Exercise goal: Count the lines below that contain the string "Hasselbaink". Reply with the number alone.

[Entries from a collection]
————————

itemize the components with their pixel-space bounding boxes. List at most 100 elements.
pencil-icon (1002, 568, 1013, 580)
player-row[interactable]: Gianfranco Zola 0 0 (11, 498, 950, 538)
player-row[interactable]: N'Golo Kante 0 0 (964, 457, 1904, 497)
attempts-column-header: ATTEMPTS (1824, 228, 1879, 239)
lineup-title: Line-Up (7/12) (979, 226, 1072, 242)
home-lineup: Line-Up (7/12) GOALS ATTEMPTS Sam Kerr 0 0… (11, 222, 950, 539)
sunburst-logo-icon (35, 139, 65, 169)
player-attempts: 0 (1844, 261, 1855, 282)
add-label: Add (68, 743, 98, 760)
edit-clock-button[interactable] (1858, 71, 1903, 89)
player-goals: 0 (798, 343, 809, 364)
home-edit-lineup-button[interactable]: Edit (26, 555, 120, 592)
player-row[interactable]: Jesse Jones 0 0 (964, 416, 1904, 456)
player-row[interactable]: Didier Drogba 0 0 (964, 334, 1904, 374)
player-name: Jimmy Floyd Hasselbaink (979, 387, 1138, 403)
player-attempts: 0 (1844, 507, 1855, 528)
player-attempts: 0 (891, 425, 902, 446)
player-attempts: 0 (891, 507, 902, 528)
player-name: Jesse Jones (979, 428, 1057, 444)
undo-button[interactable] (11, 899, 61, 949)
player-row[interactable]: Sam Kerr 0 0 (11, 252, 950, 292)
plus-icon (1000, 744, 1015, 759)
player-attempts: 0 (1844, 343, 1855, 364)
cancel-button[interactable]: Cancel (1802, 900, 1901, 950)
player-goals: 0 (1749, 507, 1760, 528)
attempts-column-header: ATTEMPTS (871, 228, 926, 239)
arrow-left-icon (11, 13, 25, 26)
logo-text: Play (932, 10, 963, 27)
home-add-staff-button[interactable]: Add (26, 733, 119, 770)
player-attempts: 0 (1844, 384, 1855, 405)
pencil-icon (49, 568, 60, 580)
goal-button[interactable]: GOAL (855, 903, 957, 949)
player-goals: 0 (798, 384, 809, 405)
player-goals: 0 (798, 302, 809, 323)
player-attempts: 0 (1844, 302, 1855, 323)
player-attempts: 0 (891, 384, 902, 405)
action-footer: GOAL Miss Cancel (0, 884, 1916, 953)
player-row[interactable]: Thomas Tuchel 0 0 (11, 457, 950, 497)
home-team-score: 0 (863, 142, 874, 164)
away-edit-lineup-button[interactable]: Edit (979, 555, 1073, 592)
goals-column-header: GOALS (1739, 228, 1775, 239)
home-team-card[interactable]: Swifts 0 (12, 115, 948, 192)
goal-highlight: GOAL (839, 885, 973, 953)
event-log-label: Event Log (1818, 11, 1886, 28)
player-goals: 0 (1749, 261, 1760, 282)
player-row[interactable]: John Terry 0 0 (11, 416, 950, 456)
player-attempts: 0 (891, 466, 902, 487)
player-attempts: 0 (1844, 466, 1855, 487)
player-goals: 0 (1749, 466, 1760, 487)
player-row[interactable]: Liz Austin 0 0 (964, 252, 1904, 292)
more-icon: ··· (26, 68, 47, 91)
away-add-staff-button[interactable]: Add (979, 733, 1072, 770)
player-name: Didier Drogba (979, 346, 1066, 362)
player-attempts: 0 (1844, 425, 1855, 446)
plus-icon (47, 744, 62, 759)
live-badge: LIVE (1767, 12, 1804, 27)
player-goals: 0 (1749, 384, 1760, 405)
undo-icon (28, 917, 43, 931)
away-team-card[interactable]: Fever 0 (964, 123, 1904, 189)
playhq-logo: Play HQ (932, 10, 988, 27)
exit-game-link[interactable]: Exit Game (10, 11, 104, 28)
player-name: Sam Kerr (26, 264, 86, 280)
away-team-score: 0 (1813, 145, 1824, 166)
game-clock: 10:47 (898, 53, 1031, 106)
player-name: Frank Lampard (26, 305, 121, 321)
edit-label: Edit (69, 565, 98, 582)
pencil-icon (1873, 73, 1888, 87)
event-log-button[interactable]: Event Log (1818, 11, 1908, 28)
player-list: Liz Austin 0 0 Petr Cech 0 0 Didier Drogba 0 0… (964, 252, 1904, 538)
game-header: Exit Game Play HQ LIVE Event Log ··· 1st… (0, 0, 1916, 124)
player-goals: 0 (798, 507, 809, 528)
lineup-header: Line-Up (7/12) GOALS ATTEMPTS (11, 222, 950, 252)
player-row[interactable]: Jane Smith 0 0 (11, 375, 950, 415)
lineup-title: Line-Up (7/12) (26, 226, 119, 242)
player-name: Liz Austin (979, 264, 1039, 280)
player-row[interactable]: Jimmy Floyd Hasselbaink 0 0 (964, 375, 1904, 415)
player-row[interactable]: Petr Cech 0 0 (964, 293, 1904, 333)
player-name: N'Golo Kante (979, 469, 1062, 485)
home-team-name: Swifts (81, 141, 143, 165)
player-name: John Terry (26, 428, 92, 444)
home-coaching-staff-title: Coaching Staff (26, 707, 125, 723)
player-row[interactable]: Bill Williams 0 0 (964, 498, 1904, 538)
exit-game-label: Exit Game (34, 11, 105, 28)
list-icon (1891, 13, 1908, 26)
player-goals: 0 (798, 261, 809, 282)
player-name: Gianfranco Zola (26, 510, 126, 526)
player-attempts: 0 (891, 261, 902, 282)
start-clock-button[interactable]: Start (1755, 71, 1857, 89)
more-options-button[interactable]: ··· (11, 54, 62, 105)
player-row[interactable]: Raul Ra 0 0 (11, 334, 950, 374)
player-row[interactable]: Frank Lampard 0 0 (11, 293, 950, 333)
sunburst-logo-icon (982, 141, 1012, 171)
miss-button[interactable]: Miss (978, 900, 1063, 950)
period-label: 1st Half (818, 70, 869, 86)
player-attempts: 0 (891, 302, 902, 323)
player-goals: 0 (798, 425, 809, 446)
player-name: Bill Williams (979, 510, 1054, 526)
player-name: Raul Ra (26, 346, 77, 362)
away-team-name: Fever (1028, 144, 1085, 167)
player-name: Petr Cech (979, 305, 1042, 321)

————————

Exercise solution: 2